EXERCISE GOAL:
Quote the lines of the data below verbatim, beginning at the line that contains "Extract the structured" and ending at the last line, both included, and excluding pictures.
•••
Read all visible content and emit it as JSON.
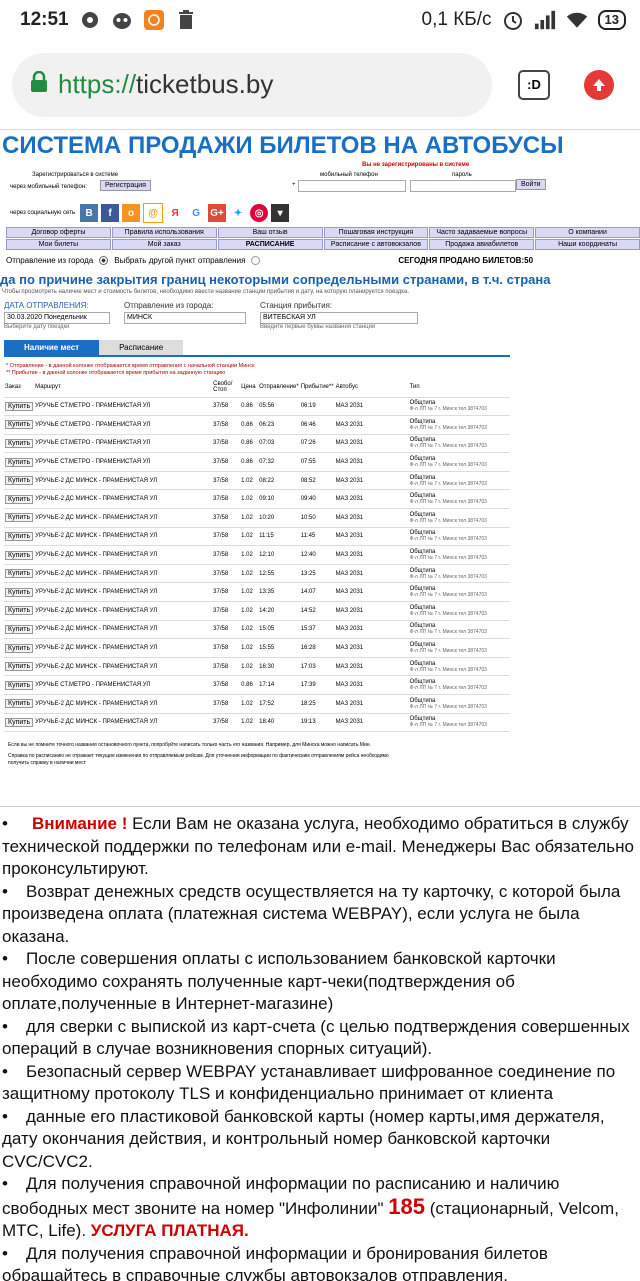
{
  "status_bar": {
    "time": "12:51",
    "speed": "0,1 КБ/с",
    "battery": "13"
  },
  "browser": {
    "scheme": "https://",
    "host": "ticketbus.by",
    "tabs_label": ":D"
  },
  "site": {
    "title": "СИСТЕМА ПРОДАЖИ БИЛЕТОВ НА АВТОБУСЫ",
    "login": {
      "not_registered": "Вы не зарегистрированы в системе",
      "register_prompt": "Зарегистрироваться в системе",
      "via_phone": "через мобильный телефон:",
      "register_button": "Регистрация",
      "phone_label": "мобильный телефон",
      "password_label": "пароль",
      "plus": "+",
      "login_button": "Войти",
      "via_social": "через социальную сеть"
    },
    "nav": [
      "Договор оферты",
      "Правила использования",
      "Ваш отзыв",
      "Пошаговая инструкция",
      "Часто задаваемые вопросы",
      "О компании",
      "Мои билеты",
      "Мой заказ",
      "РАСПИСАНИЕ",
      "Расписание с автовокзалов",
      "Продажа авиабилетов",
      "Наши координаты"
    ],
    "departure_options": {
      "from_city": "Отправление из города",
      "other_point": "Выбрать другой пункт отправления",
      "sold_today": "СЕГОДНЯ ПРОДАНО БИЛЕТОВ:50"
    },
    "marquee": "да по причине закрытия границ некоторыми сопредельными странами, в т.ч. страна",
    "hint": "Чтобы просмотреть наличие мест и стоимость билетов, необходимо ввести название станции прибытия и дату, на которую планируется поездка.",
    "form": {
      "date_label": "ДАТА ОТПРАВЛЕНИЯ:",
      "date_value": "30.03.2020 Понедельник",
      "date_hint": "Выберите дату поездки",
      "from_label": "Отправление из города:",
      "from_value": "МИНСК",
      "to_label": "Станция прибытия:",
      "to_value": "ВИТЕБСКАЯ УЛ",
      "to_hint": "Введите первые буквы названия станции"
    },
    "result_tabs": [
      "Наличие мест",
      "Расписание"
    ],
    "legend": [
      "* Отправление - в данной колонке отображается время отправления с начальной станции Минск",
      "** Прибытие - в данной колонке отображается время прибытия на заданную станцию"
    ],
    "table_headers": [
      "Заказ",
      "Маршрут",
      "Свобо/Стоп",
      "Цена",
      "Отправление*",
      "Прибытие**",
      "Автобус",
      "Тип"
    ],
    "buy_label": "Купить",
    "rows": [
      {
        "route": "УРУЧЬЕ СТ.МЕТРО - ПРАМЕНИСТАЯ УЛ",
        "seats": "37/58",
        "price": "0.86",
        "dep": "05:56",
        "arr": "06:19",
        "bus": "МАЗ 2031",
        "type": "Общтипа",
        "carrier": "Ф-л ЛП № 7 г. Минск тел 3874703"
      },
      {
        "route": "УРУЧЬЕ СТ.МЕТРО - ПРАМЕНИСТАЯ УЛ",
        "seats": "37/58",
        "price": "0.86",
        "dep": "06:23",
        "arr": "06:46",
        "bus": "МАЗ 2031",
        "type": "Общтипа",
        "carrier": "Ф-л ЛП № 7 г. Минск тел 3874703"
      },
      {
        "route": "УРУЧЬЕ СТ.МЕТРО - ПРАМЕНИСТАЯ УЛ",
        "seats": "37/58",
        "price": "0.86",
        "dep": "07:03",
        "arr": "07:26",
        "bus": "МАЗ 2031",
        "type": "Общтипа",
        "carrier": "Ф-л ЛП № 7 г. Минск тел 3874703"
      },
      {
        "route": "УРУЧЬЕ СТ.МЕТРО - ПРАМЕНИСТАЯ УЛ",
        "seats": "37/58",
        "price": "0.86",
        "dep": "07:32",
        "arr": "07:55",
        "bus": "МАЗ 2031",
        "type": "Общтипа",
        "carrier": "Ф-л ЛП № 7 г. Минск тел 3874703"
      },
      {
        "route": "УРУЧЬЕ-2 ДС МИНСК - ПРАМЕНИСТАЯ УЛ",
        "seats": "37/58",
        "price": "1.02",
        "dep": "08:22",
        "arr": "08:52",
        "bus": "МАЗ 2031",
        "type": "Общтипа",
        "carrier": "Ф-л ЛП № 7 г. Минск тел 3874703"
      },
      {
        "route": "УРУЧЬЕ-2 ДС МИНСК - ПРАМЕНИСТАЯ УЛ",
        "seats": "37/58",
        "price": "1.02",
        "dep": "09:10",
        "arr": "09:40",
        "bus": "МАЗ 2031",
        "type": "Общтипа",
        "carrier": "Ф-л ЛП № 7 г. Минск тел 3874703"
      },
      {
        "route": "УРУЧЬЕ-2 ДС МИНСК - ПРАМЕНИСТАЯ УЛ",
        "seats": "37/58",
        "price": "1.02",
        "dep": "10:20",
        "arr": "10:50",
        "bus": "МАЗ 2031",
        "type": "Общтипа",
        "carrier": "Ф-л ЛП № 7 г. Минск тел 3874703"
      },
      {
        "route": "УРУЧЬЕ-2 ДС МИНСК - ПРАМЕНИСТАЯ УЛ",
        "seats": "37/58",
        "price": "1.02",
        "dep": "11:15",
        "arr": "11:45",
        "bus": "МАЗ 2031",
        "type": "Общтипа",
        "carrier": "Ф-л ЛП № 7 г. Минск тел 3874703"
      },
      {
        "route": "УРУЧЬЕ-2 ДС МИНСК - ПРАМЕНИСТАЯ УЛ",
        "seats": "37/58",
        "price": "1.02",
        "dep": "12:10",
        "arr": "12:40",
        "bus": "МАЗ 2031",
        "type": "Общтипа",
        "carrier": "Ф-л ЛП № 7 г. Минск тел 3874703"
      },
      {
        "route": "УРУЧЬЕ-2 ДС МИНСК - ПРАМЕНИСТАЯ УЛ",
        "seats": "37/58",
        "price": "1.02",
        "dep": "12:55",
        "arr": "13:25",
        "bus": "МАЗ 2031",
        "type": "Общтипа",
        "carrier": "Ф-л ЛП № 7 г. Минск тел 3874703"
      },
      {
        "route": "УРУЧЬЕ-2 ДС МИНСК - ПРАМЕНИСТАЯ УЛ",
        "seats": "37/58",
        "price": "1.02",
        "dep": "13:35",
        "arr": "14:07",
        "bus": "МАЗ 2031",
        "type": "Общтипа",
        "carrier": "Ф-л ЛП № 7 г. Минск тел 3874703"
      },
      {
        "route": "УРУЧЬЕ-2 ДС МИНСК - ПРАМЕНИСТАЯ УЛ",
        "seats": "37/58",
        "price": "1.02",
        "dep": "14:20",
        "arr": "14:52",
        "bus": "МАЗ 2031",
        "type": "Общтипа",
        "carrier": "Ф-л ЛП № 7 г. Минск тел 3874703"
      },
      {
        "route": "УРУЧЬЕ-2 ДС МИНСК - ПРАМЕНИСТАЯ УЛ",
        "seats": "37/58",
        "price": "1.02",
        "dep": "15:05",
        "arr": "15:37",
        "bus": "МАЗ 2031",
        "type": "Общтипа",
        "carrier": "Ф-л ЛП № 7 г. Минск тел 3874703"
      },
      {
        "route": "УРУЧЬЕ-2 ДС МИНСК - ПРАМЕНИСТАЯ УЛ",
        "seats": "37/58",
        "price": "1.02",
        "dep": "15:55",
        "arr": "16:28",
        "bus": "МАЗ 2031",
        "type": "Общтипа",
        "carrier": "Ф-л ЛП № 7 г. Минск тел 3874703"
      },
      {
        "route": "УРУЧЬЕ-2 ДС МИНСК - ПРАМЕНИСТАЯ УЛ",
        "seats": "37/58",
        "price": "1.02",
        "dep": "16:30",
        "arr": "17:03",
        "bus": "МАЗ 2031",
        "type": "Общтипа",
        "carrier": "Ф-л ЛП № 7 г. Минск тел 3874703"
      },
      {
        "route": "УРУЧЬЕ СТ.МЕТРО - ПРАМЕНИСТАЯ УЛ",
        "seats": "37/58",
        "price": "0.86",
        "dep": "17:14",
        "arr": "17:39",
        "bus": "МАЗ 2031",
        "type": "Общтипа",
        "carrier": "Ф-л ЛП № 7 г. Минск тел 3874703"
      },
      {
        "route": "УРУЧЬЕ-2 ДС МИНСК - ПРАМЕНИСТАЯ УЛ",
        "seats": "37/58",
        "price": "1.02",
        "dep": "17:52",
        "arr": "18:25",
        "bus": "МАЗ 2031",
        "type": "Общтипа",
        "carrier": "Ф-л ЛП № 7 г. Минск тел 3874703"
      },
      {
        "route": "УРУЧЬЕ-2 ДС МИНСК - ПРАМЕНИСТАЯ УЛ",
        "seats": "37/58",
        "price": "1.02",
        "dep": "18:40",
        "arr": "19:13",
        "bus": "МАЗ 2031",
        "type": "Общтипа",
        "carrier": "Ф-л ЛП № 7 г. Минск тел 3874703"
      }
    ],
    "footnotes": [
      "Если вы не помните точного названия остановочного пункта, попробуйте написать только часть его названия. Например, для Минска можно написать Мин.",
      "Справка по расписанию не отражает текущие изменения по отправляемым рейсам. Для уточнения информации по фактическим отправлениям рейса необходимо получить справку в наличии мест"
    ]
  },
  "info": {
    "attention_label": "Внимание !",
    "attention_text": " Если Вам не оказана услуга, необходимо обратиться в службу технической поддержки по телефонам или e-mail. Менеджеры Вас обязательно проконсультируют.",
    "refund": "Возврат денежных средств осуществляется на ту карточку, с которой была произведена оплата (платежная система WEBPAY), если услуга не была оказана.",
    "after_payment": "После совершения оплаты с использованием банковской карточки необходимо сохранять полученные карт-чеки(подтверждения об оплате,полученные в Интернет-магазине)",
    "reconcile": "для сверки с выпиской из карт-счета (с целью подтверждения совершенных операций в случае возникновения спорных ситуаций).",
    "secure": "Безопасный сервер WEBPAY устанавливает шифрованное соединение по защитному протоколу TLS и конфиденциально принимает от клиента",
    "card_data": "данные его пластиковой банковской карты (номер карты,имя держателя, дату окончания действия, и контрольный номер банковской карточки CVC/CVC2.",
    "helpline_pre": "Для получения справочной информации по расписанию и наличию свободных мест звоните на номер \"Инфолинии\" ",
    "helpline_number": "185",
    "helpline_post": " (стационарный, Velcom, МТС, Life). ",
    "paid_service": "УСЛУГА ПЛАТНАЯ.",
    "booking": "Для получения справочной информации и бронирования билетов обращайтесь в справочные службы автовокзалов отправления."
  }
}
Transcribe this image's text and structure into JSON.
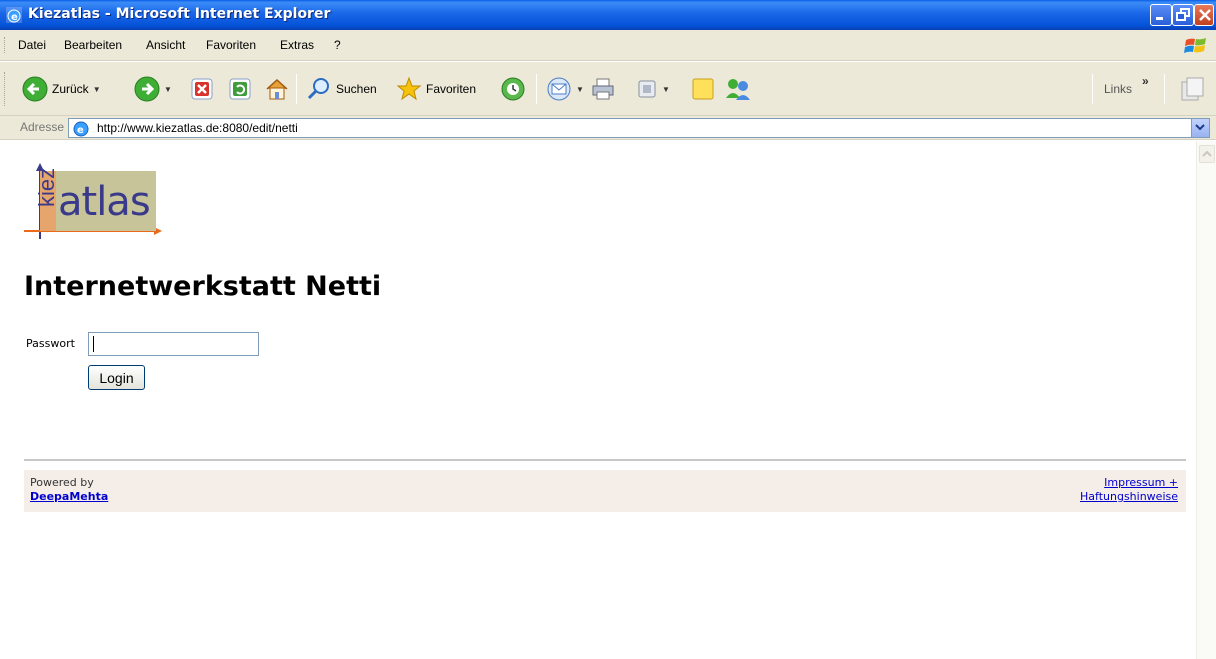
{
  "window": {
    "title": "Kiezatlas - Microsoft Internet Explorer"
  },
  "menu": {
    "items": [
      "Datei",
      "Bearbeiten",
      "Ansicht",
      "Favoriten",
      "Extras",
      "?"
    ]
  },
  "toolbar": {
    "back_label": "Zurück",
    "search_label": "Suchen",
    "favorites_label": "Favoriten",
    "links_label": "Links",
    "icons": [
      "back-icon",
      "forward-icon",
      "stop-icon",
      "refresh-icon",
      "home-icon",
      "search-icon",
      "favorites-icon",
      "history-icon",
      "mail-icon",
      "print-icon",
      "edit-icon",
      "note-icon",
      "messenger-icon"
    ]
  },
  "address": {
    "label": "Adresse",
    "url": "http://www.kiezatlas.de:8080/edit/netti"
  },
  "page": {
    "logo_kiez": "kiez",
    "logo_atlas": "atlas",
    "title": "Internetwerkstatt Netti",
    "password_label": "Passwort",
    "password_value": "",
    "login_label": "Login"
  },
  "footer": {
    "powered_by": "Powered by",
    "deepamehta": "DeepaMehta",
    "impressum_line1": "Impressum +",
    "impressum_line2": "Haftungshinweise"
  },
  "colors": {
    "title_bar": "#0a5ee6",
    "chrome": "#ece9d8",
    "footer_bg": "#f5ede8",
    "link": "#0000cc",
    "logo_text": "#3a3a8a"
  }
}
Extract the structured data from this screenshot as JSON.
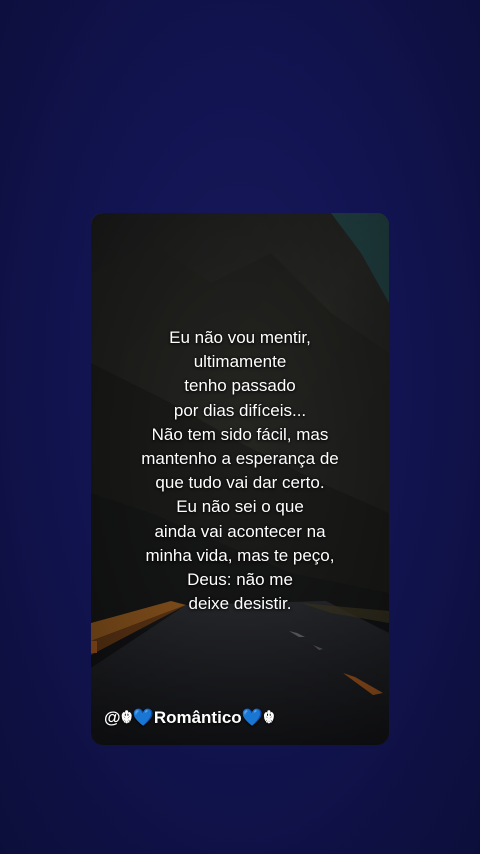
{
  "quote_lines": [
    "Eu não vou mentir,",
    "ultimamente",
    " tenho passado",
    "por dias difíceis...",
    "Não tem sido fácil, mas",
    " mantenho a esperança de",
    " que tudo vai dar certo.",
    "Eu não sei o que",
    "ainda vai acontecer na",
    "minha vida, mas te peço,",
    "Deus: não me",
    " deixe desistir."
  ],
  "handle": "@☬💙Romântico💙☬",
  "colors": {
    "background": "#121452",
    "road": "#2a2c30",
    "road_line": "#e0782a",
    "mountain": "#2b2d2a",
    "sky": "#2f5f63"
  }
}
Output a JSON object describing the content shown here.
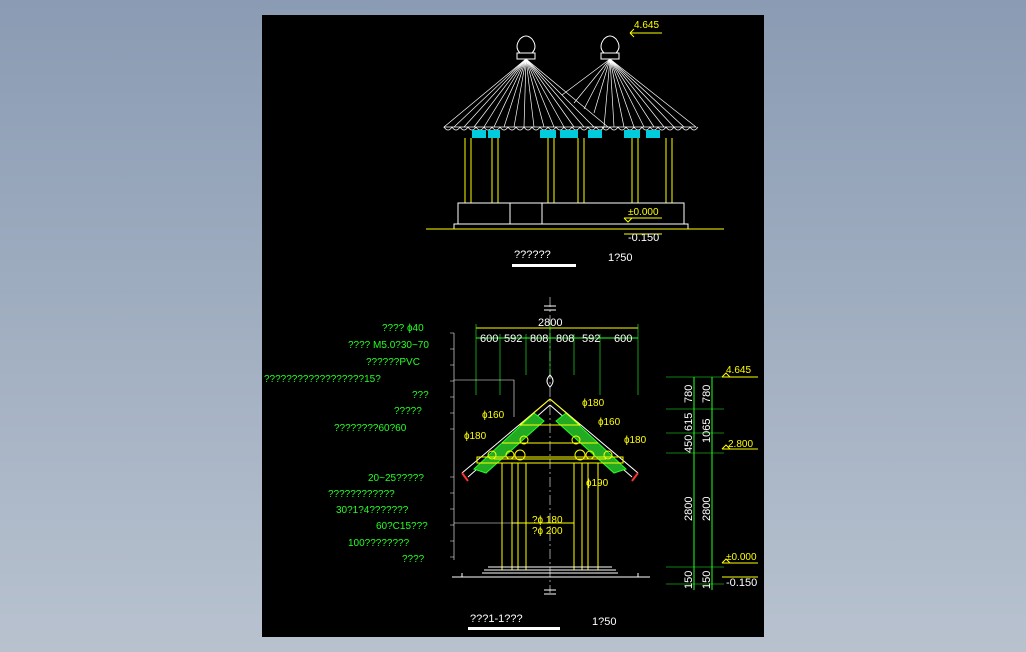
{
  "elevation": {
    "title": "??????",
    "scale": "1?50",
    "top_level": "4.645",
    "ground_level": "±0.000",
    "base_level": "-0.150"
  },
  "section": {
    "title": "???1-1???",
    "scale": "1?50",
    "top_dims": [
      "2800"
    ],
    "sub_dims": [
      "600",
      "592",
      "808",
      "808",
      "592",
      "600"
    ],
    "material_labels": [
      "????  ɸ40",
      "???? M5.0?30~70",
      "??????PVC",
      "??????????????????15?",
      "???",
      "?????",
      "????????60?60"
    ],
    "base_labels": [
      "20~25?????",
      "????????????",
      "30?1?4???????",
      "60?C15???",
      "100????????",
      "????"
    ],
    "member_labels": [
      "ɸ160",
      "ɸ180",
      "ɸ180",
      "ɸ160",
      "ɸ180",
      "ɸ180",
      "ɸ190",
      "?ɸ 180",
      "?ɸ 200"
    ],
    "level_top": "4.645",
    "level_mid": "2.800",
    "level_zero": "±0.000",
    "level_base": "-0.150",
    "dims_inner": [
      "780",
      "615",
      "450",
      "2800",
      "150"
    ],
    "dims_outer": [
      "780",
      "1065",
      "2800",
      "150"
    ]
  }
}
•••
EXPECTED ANSWER:
Extract the structured data from this screenshot as JSON.
{
  "quote_lines": [
    "Eu não vou mentir,",
    "ultimamente",
    " tenho passado",
    "por dias difíceis...",
    "Não tem sido fácil, mas",
    " mantenho a esperança de",
    " que tudo vai dar certo.",
    "Eu não sei o que",
    "ainda vai acontecer na",
    "minha vida, mas te peço,",
    "Deus: não me",
    " deixe desistir."
  ],
  "handle": "@☬💙Romântico💙☬",
  "colors": {
    "background": "#121452",
    "road": "#2a2c30",
    "road_line": "#e0782a",
    "mountain": "#2b2d2a",
    "sky": "#2f5f63"
  }
}
Output a JSON object describing the content shown here.
{
  "elevation": {
    "title": "??????",
    "scale": "1?50",
    "top_level": "4.645",
    "ground_level": "±0.000",
    "base_level": "-0.150"
  },
  "section": {
    "title": "???1-1???",
    "scale": "1?50",
    "top_dims": [
      "2800"
    ],
    "sub_dims": [
      "600",
      "592",
      "808",
      "808",
      "592",
      "600"
    ],
    "material_labels": [
      "????  ɸ40",
      "???? M5.0?30~70",
      "??????PVC",
      "??????????????????15?",
      "???",
      "?????",
      "????????60?60"
    ],
    "base_labels": [
      "20~25?????",
      "????????????",
      "30?1?4???????",
      "60?C15???",
      "100????????",
      "????"
    ],
    "member_labels": [
      "ɸ160",
      "ɸ180",
      "ɸ180",
      "ɸ160",
      "ɸ180",
      "ɸ180",
      "ɸ190",
      "?ɸ 180",
      "?ɸ 200"
    ],
    "level_top": "4.645",
    "level_mid": "2.800",
    "level_zero": "±0.000",
    "level_base": "-0.150",
    "dims_inner": [
      "780",
      "615",
      "450",
      "2800",
      "150"
    ],
    "dims_outer": [
      "780",
      "1065",
      "2800",
      "150"
    ]
  }
}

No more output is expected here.